> **TEXT TO READ**:
§
>Believe it or not, in my campaign these issues *are*
>relevant. That's the reason why I was uncertain about the right
>place for this thread (Digest or HWList).
>Actually our campaign is not centered on the classical
>Heortling Tula vs Evil Empire topos: we introduced a
>terrestrial astronaut PC in Glorantha
Wow. YG Does V!
Gianfranco, your questions and observations on the lists are always
insightful and entertaining. And though I'd probably enjoy taking a dive
into this subject of "Earth Science versus Gloranthan Reality" there are so
many variables at play that I am going to bow out personally, and just watch.
Keep it up!
However, I will take a crack at discussing the belief systems questions that you have raised.
>> The ancient
>> Egyptians, for instance, didn't change all that much
>> in thousands of
>> years.
>
>Are you sure?
>We tend to flat ancient cultures and ancient peoples
>when we look at them from 2002 AD.
This is a key issue. We tend to think they have not changed because
archeologists have not discovered significant material changes in the
remnants of their culture. However, we have no proof or evidence that
people's attitudes were always the same. I myself do not believe they were
a static and unchanging mind set for the entire period of ancient history.
I am not learned enough about their literature to prove otherwise, but I
can point to the proto-Greeks with more confidence.
§
> **RECORDED INFORMATION**:
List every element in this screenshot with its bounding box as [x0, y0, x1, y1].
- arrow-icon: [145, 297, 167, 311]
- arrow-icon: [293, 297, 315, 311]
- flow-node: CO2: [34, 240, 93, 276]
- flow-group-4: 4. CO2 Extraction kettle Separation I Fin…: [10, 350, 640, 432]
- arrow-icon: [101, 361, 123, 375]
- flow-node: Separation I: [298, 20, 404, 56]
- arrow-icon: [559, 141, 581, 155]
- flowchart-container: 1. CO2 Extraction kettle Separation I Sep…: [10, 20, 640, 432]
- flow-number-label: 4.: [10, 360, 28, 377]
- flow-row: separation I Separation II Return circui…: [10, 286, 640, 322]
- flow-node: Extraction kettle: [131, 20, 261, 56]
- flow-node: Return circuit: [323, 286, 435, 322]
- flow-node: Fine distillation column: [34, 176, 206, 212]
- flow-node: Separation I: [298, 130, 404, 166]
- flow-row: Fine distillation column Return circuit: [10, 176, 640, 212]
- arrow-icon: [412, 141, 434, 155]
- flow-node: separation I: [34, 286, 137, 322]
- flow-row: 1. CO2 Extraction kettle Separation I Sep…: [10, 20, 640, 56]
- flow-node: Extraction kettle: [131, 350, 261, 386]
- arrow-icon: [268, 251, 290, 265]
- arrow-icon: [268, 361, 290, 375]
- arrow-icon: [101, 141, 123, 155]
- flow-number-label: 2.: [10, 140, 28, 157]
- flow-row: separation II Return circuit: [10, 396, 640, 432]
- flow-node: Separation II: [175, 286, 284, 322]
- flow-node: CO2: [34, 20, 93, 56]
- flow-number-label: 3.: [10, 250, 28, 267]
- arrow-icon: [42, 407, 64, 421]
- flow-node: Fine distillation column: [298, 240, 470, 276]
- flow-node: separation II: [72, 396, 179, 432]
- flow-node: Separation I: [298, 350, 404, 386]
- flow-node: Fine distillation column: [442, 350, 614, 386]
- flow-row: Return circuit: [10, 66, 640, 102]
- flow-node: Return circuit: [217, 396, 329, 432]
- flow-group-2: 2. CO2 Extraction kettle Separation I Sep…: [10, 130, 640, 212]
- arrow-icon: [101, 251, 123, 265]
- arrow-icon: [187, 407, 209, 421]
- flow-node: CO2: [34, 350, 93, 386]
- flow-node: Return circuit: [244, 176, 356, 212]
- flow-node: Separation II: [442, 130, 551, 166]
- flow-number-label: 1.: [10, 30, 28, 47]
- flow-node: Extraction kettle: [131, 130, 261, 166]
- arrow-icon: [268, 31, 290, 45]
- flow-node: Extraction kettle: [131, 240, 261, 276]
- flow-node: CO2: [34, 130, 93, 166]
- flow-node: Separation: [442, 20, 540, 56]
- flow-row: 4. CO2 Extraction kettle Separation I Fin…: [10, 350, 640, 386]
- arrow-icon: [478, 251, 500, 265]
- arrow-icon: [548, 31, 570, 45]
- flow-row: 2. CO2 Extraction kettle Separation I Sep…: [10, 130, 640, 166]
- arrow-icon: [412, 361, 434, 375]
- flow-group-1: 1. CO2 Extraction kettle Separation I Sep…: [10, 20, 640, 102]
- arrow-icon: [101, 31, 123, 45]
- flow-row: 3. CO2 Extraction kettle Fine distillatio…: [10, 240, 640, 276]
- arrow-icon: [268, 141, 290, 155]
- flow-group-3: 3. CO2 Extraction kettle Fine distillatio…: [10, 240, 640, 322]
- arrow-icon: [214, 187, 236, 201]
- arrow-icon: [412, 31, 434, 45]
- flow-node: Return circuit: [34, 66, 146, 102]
§
> **DIRECTION**:
From the Glorantha post above, pull out everything from "However, I will" down to "of ancient history.", copying it word for word.

> **RESULT OF THIS EXERCISE**:
However, I will take a crack at discussing the belief systems questions that you have raised.
>> The ancient
>> Egyptians, for instance, didn't change all that much
>> in thousands of
>> years.
>
>Are you sure?
>We tend to flat ancient cultures and ancient peoples
>when we look at them from 2002 AD.
This is a key issue. We tend to think they have not changed because
archeologists have not discovered significant material changes in the
remnants of their culture. However, we have no proof or evidence that
people's attitudes were always the same. I myself do not believe they were
a static and unchanging mind set for the entire period of ancient history.